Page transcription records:
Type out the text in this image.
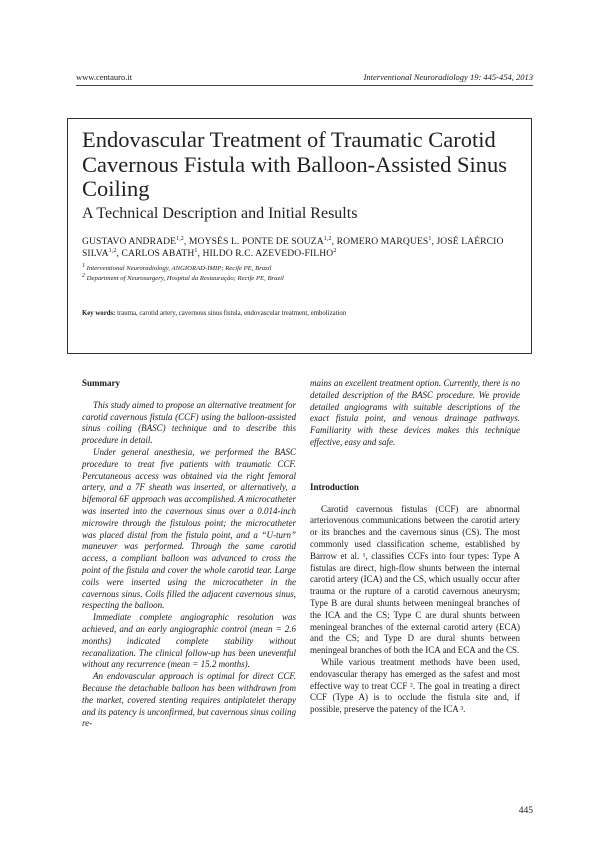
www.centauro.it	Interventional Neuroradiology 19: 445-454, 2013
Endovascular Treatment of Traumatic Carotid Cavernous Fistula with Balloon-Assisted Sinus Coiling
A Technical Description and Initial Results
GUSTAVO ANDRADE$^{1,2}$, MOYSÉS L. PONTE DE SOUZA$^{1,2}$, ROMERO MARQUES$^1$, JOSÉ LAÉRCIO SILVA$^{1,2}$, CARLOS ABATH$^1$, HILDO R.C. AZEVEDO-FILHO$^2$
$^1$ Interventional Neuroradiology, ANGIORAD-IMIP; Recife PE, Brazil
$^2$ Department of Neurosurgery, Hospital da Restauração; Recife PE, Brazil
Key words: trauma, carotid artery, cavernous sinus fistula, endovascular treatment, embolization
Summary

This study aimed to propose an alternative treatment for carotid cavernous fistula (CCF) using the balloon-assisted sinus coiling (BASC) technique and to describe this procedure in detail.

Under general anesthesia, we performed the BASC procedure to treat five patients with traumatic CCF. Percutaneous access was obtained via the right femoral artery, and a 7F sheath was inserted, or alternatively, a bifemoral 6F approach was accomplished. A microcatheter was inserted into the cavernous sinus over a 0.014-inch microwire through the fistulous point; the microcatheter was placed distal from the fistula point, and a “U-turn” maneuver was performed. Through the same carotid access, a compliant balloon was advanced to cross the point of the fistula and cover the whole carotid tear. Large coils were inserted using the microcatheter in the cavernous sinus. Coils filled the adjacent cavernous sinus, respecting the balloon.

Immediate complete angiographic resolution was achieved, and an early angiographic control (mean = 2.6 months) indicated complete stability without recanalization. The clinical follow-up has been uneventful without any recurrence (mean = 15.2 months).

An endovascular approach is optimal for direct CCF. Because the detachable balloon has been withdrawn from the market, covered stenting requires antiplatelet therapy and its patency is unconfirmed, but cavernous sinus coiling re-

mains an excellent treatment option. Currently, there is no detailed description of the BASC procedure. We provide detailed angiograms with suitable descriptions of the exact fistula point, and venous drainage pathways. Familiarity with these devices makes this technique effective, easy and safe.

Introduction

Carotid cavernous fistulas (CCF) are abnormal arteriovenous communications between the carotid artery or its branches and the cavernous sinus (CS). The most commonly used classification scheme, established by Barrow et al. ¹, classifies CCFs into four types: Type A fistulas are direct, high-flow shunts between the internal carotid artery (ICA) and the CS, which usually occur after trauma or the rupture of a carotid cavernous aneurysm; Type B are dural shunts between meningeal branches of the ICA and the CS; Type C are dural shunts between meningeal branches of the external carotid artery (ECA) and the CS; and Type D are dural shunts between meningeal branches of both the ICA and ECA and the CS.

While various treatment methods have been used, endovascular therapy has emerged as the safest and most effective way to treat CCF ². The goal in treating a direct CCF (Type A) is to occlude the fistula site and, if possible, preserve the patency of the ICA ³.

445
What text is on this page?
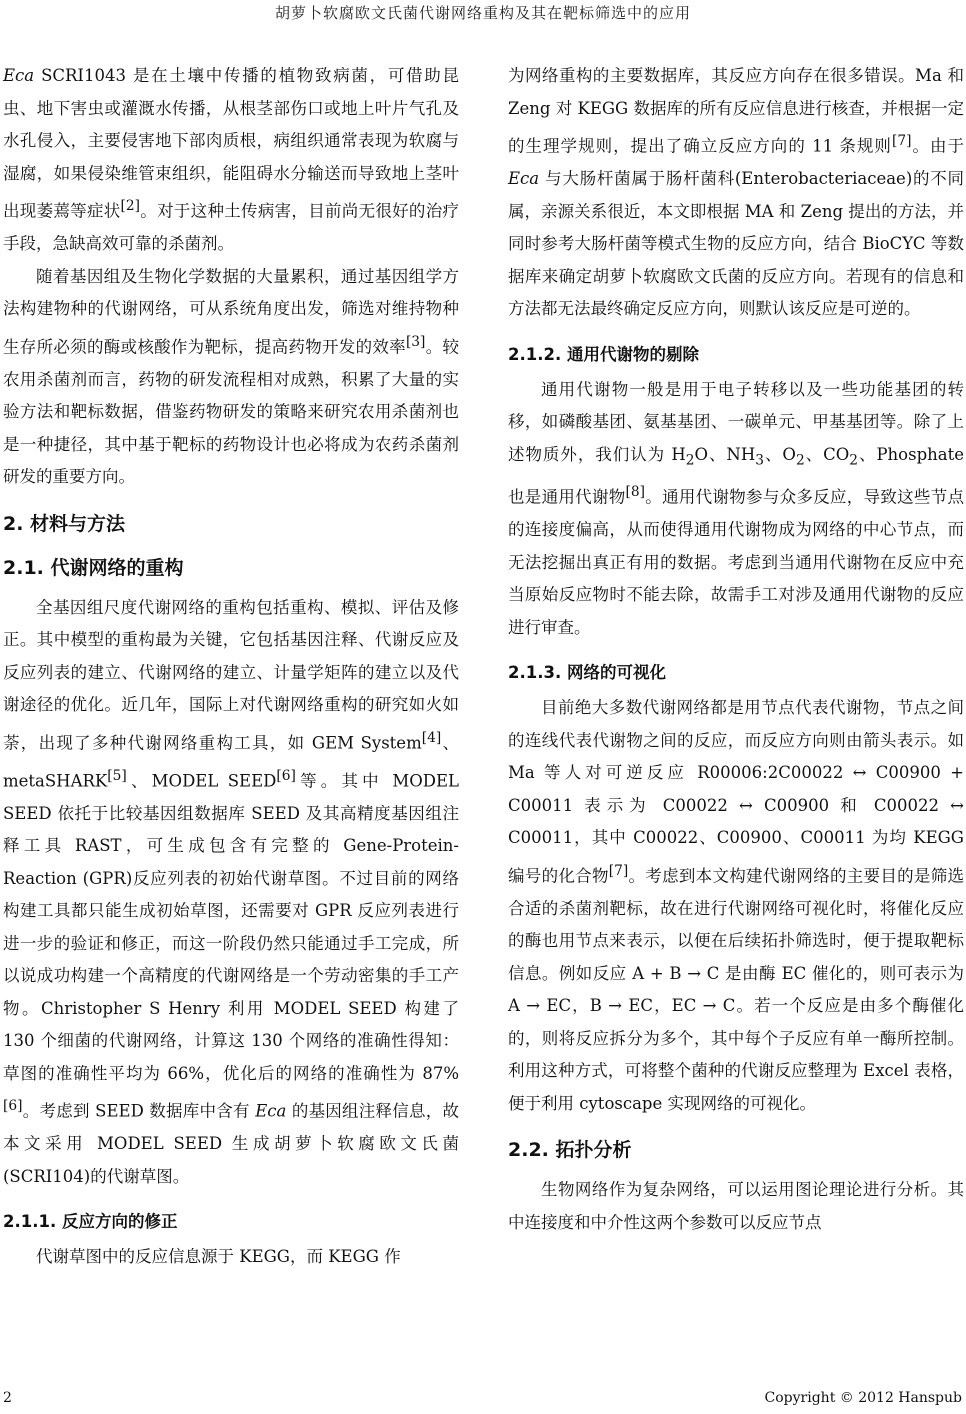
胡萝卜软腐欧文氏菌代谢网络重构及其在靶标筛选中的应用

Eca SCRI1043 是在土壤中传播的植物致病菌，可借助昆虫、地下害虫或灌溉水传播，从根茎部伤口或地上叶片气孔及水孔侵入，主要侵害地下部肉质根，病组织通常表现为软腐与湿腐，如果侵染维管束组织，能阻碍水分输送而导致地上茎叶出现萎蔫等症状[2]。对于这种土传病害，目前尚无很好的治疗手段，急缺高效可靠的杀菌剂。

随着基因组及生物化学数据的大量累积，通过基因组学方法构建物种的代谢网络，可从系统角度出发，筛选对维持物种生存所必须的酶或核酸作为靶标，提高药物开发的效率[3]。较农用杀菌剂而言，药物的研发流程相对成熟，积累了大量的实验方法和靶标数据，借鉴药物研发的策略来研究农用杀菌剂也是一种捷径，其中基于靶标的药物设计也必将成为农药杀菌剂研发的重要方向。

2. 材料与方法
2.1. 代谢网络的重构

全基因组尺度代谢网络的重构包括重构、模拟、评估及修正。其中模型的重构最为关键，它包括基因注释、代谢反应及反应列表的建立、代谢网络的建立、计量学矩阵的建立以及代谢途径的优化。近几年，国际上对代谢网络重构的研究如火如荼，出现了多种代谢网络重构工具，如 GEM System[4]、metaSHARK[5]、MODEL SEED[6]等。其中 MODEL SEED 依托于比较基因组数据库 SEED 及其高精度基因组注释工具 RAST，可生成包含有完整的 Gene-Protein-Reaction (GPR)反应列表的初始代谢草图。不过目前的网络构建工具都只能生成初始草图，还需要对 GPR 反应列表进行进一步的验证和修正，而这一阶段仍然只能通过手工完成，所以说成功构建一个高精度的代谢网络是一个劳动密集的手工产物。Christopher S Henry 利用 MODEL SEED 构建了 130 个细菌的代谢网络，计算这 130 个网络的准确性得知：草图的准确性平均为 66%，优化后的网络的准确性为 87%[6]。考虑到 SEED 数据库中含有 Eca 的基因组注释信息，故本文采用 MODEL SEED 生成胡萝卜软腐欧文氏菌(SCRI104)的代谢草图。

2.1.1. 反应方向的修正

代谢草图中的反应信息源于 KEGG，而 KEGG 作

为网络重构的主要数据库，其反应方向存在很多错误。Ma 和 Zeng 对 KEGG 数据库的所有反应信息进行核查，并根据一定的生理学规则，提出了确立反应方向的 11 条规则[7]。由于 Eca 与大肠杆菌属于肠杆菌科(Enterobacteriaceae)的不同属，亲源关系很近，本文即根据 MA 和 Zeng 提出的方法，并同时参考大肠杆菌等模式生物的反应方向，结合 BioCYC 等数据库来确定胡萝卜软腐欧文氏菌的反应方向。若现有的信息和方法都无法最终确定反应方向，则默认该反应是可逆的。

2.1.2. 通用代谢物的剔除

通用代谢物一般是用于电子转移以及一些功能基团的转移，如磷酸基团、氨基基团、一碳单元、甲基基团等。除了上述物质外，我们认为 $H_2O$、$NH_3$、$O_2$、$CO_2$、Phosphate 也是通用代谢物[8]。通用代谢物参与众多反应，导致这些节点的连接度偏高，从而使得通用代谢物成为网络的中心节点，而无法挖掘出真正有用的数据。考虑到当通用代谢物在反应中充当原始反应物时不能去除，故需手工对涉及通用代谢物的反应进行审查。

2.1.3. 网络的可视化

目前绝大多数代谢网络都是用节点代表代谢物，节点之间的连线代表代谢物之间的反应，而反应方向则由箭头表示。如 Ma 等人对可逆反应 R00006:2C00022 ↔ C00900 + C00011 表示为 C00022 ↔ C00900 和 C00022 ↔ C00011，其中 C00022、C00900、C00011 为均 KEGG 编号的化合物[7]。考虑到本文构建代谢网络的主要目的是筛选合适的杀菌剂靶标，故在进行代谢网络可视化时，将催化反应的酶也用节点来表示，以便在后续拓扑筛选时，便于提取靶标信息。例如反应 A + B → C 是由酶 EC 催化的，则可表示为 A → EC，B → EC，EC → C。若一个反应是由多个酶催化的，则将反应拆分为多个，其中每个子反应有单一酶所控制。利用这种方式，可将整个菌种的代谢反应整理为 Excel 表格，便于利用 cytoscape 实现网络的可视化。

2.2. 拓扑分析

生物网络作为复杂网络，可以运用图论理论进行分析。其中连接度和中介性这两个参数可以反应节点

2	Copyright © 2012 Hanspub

WHAT THE TASK ASKS –
If a line in the records contains "text", report it.

EXPECTED ANSWER –
Type out the text in this image.
What text is on this page?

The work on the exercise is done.